*EXCERPTED RECORDS:*
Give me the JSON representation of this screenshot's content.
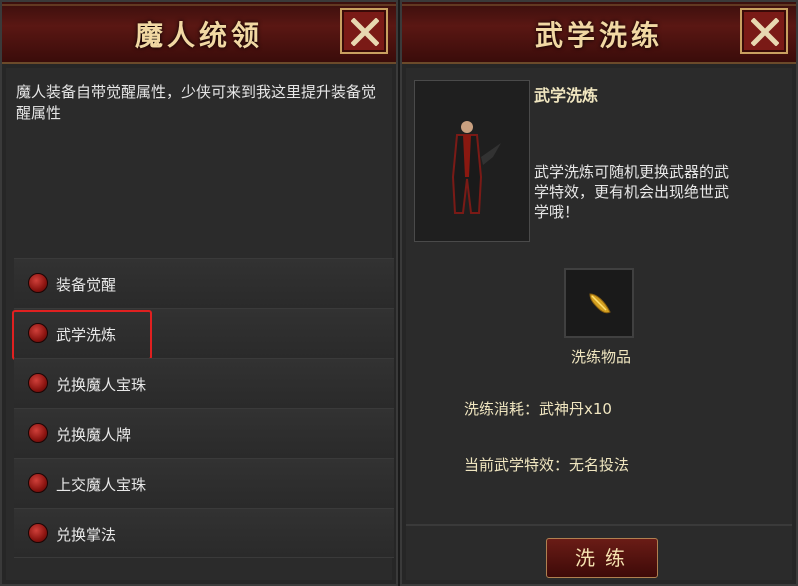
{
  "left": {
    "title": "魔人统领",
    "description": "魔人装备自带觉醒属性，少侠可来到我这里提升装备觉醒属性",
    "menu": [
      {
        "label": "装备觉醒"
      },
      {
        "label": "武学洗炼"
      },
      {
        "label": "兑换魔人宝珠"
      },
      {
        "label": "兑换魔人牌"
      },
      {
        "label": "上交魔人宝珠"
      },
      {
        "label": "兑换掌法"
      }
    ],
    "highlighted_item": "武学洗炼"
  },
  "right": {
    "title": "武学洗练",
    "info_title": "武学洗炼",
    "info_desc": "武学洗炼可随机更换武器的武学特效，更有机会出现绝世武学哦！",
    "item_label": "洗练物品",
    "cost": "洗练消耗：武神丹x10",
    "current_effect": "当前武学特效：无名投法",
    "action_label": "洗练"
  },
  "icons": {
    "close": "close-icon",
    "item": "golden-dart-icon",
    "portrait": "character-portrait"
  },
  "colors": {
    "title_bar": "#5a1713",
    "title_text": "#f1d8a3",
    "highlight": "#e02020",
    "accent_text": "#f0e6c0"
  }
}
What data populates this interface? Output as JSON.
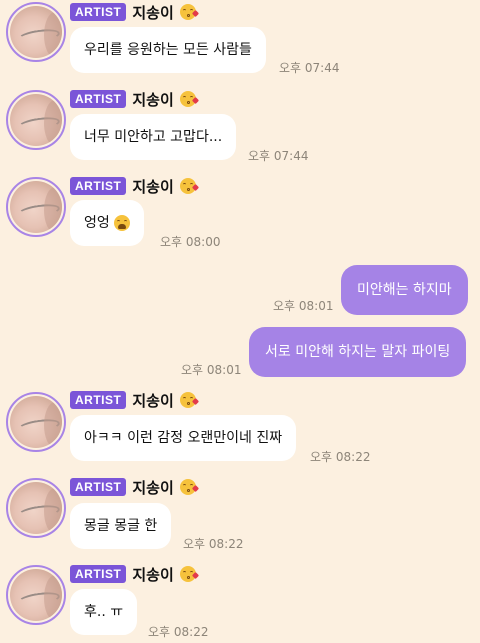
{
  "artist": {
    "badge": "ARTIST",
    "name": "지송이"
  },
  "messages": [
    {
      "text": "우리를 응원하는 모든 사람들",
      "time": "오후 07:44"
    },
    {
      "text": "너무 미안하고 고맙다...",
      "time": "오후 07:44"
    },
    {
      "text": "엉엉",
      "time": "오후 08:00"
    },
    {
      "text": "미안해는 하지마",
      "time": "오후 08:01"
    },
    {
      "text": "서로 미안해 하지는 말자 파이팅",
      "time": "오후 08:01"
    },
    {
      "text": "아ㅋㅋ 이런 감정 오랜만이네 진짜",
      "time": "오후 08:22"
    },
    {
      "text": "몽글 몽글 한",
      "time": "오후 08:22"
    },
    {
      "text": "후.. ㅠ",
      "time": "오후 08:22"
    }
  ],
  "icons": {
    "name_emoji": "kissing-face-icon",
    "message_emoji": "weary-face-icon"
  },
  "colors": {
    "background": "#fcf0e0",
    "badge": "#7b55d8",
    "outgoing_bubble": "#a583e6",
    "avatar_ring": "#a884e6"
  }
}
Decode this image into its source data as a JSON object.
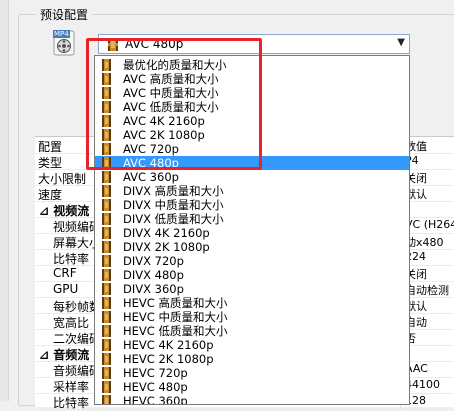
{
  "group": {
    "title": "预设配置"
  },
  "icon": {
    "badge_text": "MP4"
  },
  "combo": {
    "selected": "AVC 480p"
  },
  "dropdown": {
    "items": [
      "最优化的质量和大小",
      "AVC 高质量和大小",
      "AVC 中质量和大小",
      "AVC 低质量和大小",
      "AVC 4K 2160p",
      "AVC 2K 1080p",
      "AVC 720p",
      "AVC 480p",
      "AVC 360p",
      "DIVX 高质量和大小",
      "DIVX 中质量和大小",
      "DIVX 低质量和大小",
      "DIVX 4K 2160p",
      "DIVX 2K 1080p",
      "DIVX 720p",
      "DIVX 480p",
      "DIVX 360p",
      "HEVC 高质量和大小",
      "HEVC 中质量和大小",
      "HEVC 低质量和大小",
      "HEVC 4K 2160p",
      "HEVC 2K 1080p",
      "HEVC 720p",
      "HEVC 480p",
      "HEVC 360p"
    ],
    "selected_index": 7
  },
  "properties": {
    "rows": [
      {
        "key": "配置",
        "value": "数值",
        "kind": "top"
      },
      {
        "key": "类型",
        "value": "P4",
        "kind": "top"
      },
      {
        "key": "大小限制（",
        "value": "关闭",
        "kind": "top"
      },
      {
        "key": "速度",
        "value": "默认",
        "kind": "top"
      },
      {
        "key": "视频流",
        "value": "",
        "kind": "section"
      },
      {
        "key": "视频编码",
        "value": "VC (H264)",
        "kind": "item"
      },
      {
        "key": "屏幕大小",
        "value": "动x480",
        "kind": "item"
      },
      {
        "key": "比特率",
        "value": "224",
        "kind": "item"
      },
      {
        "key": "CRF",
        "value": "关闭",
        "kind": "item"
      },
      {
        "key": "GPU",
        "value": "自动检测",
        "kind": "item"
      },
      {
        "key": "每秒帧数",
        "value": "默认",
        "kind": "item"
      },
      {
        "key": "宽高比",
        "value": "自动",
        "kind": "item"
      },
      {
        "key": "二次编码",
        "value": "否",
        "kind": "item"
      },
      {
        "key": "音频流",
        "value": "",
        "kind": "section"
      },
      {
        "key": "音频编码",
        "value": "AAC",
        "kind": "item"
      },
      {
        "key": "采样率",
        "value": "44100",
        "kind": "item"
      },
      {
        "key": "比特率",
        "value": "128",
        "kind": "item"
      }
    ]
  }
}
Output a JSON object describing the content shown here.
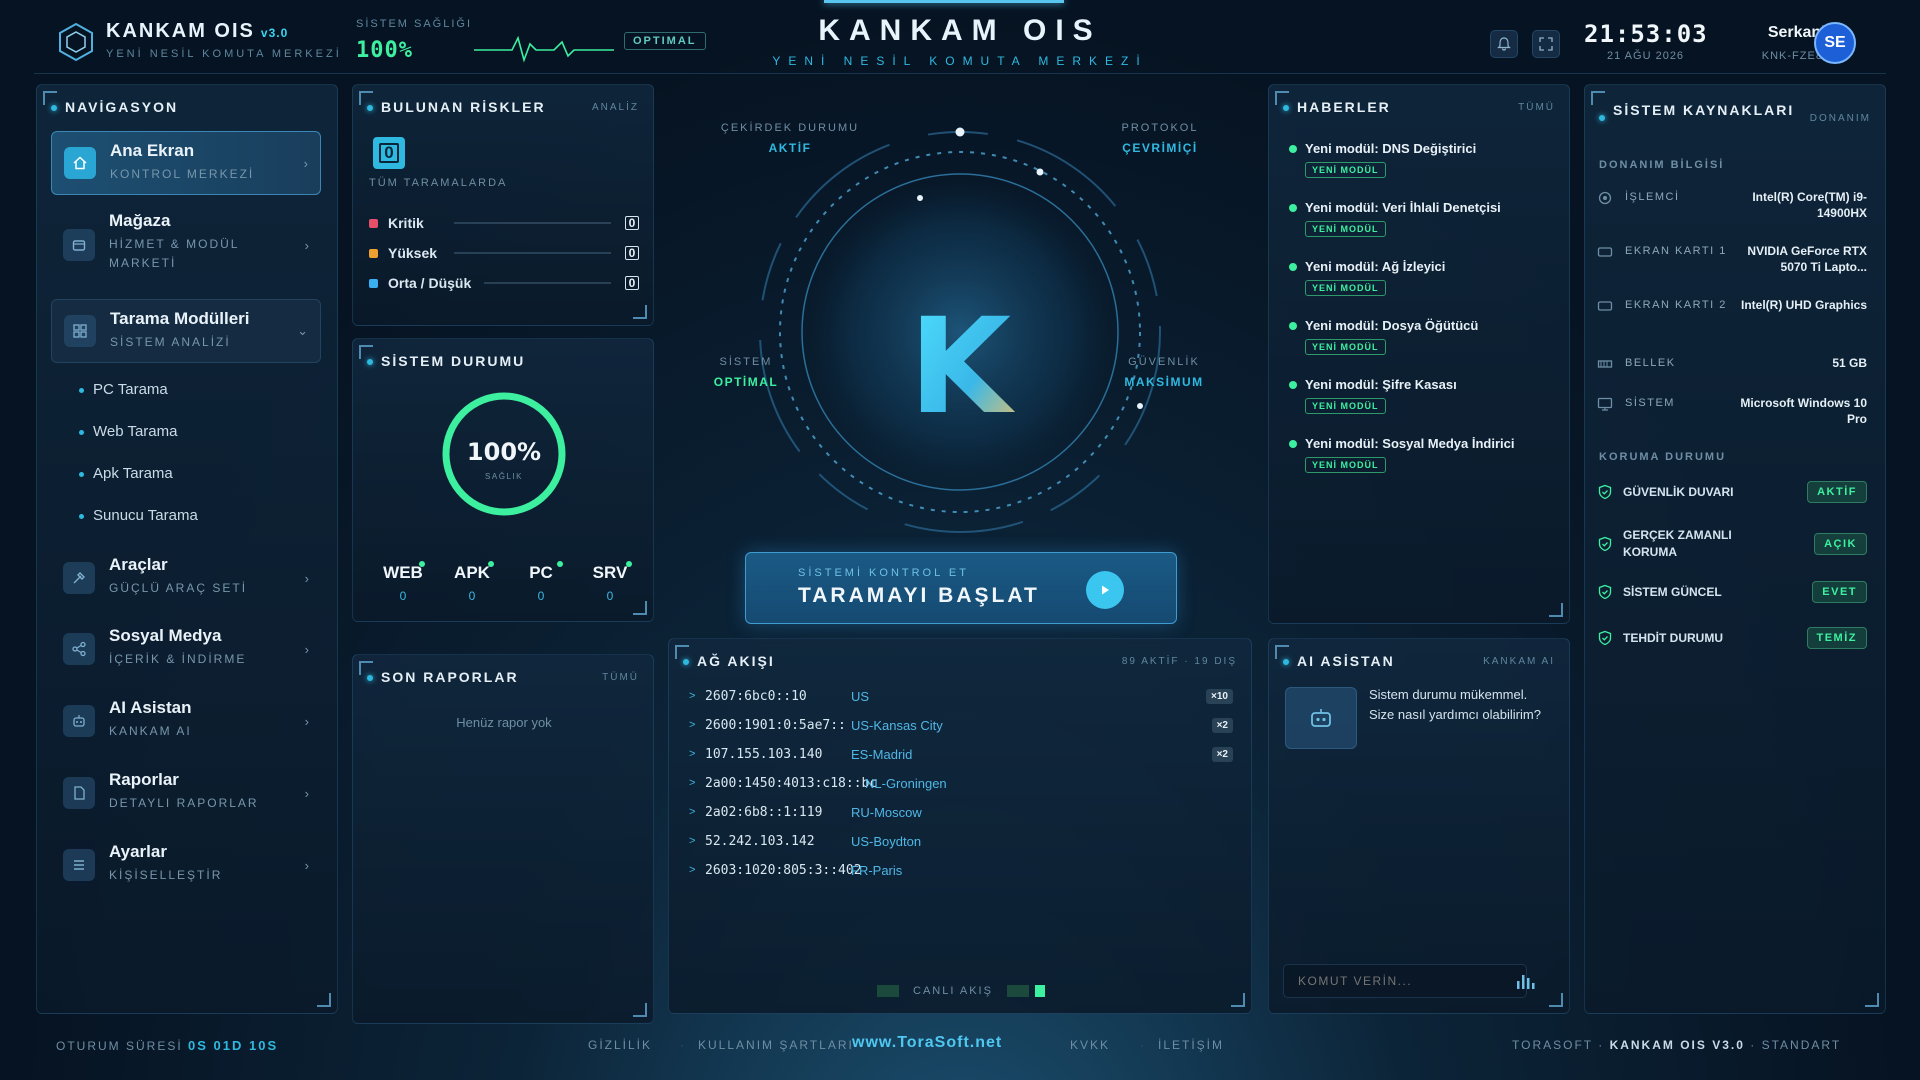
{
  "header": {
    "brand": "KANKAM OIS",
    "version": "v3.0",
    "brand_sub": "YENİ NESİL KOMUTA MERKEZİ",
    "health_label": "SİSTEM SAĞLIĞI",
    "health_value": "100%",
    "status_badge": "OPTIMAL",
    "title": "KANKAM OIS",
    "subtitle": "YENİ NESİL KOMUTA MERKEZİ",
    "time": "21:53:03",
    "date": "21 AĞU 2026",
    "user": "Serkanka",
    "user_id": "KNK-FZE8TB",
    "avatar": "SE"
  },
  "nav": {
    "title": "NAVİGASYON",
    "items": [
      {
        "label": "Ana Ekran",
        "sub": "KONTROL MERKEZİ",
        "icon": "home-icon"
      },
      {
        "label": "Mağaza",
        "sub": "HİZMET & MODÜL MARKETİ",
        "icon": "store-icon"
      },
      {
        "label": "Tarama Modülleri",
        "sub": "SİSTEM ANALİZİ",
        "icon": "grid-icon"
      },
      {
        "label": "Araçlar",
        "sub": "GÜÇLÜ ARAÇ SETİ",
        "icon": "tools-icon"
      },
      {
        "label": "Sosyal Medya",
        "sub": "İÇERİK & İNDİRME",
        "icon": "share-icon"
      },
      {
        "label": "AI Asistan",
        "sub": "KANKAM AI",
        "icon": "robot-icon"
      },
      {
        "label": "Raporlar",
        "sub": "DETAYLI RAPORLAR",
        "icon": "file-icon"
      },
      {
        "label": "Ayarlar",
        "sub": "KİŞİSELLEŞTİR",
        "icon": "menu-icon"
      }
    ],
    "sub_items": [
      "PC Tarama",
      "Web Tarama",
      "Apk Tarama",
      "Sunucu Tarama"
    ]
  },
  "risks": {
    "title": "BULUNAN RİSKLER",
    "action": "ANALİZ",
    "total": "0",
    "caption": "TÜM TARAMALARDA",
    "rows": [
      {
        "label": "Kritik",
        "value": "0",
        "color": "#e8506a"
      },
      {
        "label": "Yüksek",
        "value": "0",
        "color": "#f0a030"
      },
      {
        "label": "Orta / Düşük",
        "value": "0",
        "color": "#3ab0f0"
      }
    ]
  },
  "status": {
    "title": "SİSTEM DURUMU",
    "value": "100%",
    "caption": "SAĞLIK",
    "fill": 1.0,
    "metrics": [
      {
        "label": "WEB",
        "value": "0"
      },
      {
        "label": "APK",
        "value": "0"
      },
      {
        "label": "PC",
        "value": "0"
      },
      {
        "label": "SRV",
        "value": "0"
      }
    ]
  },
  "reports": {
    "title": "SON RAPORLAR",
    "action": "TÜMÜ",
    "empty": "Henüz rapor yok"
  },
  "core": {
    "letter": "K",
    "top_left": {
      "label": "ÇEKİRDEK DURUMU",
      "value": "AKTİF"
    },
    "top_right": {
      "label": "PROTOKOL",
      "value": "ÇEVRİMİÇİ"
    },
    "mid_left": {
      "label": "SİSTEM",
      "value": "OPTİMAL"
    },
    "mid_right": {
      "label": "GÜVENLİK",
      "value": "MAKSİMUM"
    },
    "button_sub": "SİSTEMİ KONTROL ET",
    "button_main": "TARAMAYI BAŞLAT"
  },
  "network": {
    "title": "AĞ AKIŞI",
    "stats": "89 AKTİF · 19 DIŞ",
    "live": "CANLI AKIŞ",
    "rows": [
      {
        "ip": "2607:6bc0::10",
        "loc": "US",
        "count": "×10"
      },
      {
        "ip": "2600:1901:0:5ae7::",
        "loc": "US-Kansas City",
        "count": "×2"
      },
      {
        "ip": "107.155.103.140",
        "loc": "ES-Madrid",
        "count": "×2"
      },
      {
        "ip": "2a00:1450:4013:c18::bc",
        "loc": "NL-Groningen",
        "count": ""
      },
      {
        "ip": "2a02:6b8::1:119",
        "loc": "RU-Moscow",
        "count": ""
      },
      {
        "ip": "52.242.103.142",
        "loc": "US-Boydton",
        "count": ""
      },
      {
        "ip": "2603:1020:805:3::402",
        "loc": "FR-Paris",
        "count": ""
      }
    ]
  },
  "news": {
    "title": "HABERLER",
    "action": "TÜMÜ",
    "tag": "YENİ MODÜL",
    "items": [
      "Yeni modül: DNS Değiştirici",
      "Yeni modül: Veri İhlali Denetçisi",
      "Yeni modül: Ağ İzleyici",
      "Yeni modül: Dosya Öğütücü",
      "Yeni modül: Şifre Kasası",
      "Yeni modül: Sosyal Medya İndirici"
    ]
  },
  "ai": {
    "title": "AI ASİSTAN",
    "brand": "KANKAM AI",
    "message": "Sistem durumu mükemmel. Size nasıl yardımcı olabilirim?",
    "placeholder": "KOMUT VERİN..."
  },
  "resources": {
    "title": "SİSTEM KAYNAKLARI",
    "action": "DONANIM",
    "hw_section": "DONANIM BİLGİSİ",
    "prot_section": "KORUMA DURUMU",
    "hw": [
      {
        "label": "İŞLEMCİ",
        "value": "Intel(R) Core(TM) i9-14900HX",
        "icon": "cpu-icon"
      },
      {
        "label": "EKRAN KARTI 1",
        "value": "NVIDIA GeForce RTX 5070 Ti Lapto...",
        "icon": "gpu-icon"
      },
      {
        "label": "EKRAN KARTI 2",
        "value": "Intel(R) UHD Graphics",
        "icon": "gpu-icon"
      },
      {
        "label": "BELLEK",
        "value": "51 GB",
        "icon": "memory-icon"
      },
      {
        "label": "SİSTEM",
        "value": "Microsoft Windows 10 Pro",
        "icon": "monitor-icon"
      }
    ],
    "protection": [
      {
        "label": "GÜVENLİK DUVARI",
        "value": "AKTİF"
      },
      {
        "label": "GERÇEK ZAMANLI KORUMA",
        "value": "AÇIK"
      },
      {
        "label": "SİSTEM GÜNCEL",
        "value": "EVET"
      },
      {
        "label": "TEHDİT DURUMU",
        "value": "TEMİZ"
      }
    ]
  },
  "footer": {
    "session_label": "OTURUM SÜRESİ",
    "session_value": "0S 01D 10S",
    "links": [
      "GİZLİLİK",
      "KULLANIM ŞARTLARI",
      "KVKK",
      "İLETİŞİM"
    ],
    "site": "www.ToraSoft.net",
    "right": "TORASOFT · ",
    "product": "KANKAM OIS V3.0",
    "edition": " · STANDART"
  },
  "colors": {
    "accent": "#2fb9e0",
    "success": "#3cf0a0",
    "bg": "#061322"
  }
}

---

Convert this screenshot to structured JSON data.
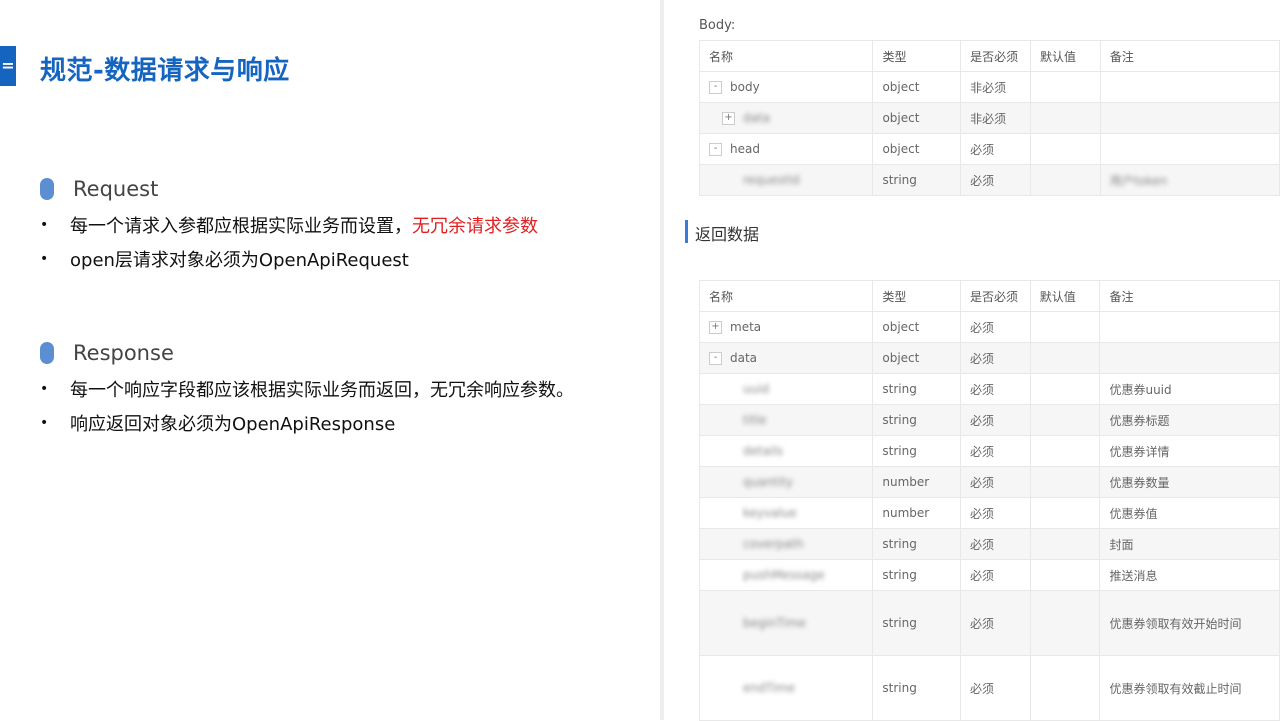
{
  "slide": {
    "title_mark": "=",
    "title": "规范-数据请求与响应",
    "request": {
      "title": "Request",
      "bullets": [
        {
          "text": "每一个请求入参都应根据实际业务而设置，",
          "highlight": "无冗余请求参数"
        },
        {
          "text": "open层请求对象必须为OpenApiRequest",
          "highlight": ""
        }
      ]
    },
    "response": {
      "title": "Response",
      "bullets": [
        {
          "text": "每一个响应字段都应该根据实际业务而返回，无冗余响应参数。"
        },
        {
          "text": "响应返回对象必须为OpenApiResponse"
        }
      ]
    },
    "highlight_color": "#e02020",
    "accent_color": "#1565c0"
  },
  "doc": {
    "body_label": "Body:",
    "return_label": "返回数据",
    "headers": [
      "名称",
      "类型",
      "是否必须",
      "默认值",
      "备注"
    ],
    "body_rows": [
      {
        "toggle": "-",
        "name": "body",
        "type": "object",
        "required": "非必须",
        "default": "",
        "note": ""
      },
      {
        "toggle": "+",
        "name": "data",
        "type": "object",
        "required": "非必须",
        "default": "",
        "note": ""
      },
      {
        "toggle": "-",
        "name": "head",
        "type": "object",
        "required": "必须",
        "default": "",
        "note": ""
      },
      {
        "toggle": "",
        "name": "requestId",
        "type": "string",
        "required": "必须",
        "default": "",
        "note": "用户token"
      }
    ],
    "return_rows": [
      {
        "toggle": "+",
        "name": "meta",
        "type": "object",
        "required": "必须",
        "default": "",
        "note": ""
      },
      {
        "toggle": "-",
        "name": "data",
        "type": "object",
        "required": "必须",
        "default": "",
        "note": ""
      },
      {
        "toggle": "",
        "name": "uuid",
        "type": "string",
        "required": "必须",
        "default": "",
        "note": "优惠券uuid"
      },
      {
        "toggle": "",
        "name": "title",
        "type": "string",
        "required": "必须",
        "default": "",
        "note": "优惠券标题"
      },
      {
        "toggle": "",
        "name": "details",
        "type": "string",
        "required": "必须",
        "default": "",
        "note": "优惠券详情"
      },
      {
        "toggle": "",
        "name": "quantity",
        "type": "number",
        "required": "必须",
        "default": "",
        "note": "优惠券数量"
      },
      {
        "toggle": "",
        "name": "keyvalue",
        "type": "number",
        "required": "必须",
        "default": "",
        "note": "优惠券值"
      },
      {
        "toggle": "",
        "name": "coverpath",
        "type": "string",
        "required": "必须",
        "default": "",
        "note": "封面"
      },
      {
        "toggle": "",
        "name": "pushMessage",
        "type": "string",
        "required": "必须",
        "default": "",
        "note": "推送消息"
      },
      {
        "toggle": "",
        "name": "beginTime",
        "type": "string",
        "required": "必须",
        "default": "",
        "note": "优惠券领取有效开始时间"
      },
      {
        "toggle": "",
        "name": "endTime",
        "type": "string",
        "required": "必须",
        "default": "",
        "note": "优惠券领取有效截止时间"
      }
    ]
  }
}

*EXERCISE REQUIREMENTS:*
Filter the listing for the word "data" and copy every line that holds it.

*FINISHED TASK:*
What data populates this interface? Output as JSON.
Decode this image into its source data as a JSON object.
Convert this screenshot to structured JSON data.
        "name": "data",
        "name": "data",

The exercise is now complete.